== TASK INPUT ==
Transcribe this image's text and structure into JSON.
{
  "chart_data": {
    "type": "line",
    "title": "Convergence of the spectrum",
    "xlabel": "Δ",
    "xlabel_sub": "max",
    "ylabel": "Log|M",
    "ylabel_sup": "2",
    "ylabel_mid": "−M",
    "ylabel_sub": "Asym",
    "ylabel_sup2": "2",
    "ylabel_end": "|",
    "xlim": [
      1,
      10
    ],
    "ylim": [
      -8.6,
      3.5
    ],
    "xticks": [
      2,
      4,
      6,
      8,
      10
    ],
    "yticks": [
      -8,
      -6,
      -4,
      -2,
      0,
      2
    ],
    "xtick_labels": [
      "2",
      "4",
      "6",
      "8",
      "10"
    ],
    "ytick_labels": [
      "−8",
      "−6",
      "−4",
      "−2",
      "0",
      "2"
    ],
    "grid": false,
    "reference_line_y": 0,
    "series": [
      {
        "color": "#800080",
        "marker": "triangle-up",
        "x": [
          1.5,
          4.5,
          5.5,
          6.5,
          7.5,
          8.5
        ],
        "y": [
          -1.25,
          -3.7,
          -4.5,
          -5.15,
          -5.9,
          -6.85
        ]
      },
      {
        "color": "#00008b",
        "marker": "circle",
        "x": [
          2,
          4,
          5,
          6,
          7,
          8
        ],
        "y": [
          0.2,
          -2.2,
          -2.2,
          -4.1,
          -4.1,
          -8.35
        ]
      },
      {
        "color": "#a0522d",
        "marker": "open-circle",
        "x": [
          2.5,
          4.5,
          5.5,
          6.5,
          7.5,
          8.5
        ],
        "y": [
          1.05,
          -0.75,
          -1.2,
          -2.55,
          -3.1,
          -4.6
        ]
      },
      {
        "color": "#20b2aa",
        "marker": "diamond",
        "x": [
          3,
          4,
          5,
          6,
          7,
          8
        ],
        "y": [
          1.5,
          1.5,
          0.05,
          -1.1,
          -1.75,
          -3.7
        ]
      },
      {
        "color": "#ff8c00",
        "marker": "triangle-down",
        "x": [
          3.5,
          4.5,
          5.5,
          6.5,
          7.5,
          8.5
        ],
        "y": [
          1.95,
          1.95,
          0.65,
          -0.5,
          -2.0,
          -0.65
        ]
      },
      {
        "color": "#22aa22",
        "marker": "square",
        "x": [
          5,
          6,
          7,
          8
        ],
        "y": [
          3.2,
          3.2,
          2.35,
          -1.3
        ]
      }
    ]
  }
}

== AIM OF THE TASK ==
Please set down all the data word for word.

== THE ANSWER ==
Transcribe this image's text and structure into JSON.
{
  "chart_data": {
    "type": "line",
    "title": "Convergence of the spectrum",
    "xlabel": "Δ",
    "xlabel_sub": "max",
    "ylabel": "Log|M",
    "ylabel_sup": "2",
    "ylabel_mid": "−M",
    "ylabel_sub": "Asym",
    "ylabel_sup2": "2",
    "ylabel_end": "|",
    "xlim": [
      1,
      10
    ],
    "ylim": [
      -8.6,
      3.5
    ],
    "xticks": [
      2,
      4,
      6,
      8,
      10
    ],
    "yticks": [
      -8,
      -6,
      -4,
      -2,
      0,
      2
    ],
    "xtick_labels": [
      "2",
      "4",
      "6",
      "8",
      "10"
    ],
    "ytick_labels": [
      "−8",
      "−6",
      "−4",
      "−2",
      "0",
      "2"
    ],
    "grid": false,
    "reference_line_y": 0,
    "series": [
      {
        "color": "#800080",
        "marker": "triangle-up",
        "x": [
          1.5,
          4.5,
          5.5,
          6.5,
          7.5,
          8.5
        ],
        "y": [
          -1.25,
          -3.7,
          -4.5,
          -5.15,
          -5.9,
          -6.85
        ]
      },
      {
        "color": "#00008b",
        "marker": "circle",
        "x": [
          2,
          4,
          5,
          6,
          7,
          8
        ],
        "y": [
          0.2,
          -2.2,
          -2.2,
          -4.1,
          -4.1,
          -8.35
        ]
      },
      {
        "color": "#a0522d",
        "marker": "open-circle",
        "x": [
          2.5,
          4.5,
          5.5,
          6.5,
          7.5,
          8.5
        ],
        "y": [
          1.05,
          -0.75,
          -1.2,
          -2.55,
          -3.1,
          -4.6
        ]
      },
      {
        "color": "#20b2aa",
        "marker": "diamond",
        "x": [
          3,
          4,
          5,
          6,
          7,
          8
        ],
        "y": [
          1.5,
          1.5,
          0.05,
          -1.1,
          -1.75,
          -3.7
        ]
      },
      {
        "color": "#ff8c00",
        "marker": "triangle-down",
        "x": [
          3.5,
          4.5,
          5.5,
          6.5,
          7.5,
          8.5
        ],
        "y": [
          1.95,
          1.95,
          0.65,
          -0.5,
          -2.0,
          -0.65
        ]
      },
      {
        "color": "#22aa22",
        "marker": "square",
        "x": [
          5,
          6,
          7,
          8
        ],
        "y": [
          3.2,
          3.2,
          2.35,
          -1.3
        ]
      }
    ]
  }
}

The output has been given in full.